Top of Record set
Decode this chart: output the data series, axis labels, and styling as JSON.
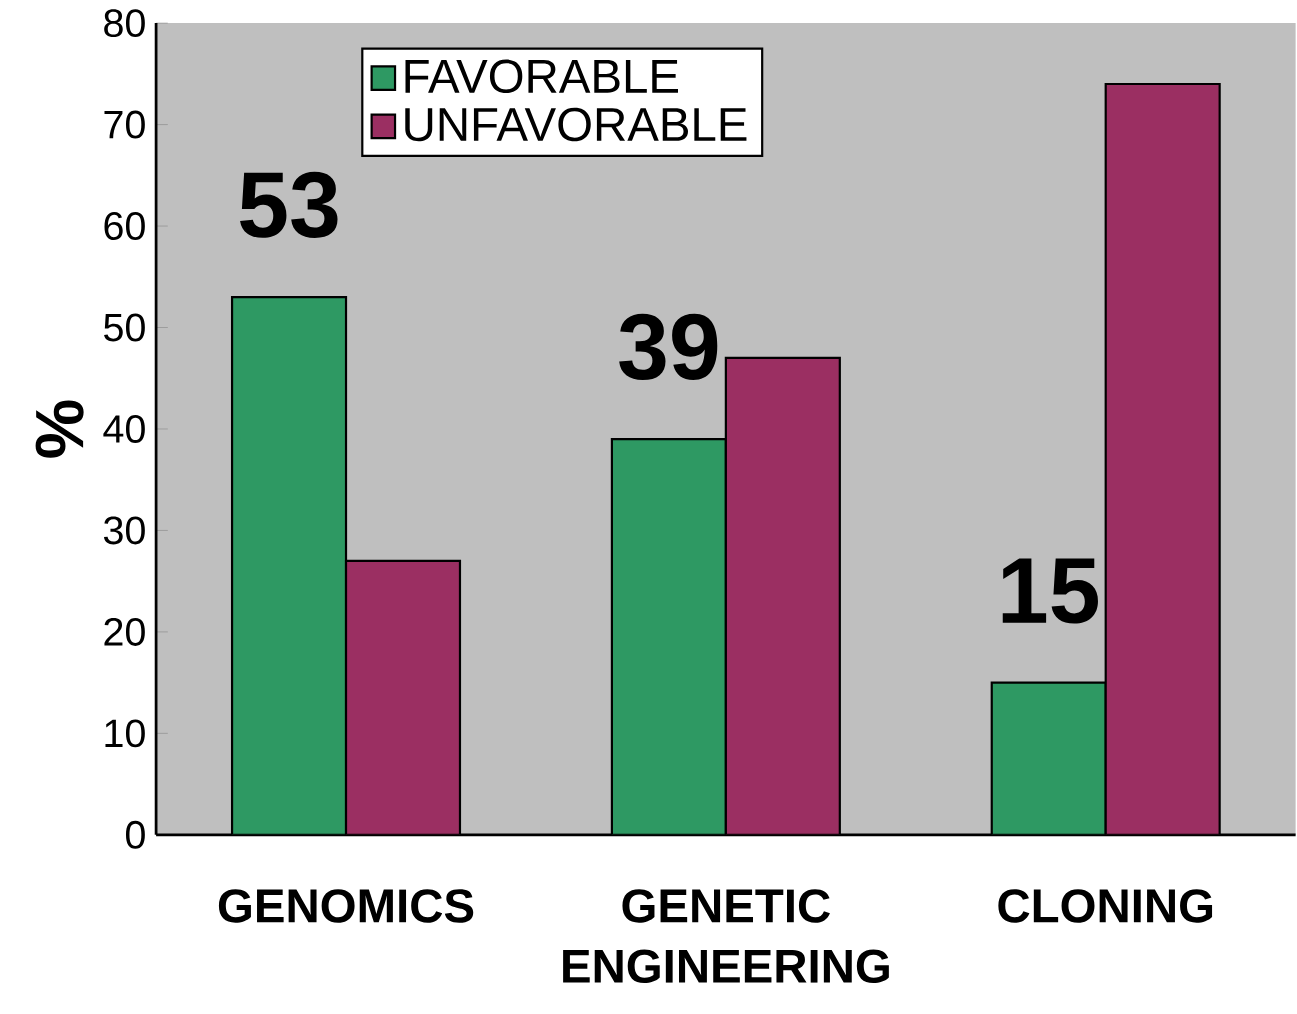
{
  "chart_data": {
    "type": "bar",
    "ylabel": "%",
    "categories": [
      "GENOMICS",
      "GENETIC ENGINEERING",
      "CLONING"
    ],
    "series": [
      {
        "name": "FAVORABLE",
        "color": "#2e9963",
        "values": [
          53,
          39,
          15
        ],
        "value_labels": [
          "53",
          "39",
          "15"
        ]
      },
      {
        "name": "UNFAVORABLE",
        "color": "#9b2f62",
        "values": [
          27,
          47,
          74
        ]
      }
    ],
    "ylim": [
      0,
      80
    ],
    "yticks": [
      0,
      10,
      20,
      30,
      40,
      50,
      60,
      70,
      80
    ],
    "legend": "top left",
    "grid": false
  }
}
Bottom of Record set
Repeat the entries faithfully. Any picture gets left out.

Decode this chart: output the data series, axis labels, and styling as JSON.
{
  "chart_data": {
    "type": "bar",
    "ylabel": "%",
    "categories": [
      "GENOMICS",
      "GENETIC ENGINEERING",
      "CLONING"
    ],
    "series": [
      {
        "name": "FAVORABLE",
        "color": "#2e9963",
        "values": [
          53,
          39,
          15
        ],
        "value_labels": [
          "53",
          "39",
          "15"
        ]
      },
      {
        "name": "UNFAVORABLE",
        "color": "#9b2f62",
        "values": [
          27,
          47,
          74
        ]
      }
    ],
    "ylim": [
      0,
      80
    ],
    "yticks": [
      0,
      10,
      20,
      30,
      40,
      50,
      60,
      70,
      80
    ],
    "legend": "top left",
    "grid": false
  }
}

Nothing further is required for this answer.